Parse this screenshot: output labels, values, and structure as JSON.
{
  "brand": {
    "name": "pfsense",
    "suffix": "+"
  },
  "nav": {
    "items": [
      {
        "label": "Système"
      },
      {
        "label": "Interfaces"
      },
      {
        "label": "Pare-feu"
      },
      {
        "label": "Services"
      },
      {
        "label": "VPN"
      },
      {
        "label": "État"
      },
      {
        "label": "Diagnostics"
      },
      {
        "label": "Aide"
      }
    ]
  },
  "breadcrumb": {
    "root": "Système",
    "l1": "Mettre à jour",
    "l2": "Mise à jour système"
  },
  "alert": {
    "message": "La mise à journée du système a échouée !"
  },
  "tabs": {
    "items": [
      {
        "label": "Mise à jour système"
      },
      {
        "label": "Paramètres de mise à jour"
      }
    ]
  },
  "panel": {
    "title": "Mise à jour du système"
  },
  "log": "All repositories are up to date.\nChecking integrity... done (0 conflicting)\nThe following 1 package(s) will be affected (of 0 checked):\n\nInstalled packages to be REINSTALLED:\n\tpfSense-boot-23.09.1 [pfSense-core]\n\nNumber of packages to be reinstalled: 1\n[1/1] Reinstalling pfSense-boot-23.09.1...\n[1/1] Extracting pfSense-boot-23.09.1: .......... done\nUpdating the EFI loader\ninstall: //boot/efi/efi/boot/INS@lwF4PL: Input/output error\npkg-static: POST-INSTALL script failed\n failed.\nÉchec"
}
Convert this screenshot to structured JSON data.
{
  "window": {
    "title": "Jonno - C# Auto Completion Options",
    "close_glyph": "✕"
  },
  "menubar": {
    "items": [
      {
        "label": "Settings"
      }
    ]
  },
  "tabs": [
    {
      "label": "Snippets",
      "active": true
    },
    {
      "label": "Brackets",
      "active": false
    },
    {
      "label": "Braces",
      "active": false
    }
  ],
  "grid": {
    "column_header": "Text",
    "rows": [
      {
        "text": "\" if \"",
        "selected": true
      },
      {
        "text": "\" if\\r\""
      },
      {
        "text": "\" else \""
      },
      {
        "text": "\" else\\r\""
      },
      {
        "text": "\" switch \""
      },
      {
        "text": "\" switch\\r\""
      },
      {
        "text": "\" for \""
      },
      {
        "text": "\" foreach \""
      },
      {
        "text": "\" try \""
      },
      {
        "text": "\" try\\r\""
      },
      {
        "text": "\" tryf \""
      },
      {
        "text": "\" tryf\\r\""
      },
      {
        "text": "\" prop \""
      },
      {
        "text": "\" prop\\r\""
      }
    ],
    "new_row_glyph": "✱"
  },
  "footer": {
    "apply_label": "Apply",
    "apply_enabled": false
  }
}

------------------------------------------------------------

Given instruction: Locate "Convert this screenshot" in the data above. Then repeat, exactly, its line and each line after it through the last, adding nothing.

Written solution:
Convert this screenshot to structured JSON data.
{
  "window": {
    "title": "Jonno - C# Auto Completion Options",
    "close_glyph": "✕"
  },
  "menubar": {
    "items": [
      {
        "label": "Settings"
      }
    ]
  },
  "tabs": [
    {
      "label": "Snippets",
      "active": true
    },
    {
      "label": "Brackets",
      "active": false
    },
    {
      "label": "Braces",
      "active": false
    }
  ],
  "grid": {
    "column_header": "Text",
    "rows": [
      {
        "text": "\" if \"",
        "selected": true
      },
      {
        "text": "\" if\\r\""
      },
      {
        "text": "\" else \""
      },
      {
        "text": "\" else\\r\""
      },
      {
        "text": "\" switch \""
      },
      {
        "text": "\" switch\\r\""
      },
      {
        "text": "\" for \""
      },
      {
        "text": "\" foreach \""
      },
      {
        "text": "\" try \""
      },
      {
        "text": "\" try\\r\""
      },
      {
        "text": "\" tryf \""
      },
      {
        "text": "\" tryf\\r\""
      },
      {
        "text": "\" prop \""
      },
      {
        "text": "\" prop\\r\""
      }
    ],
    "new_row_glyph": "✱"
  },
  "footer": {
    "apply_label": "Apply",
    "apply_enabled": false
  }
}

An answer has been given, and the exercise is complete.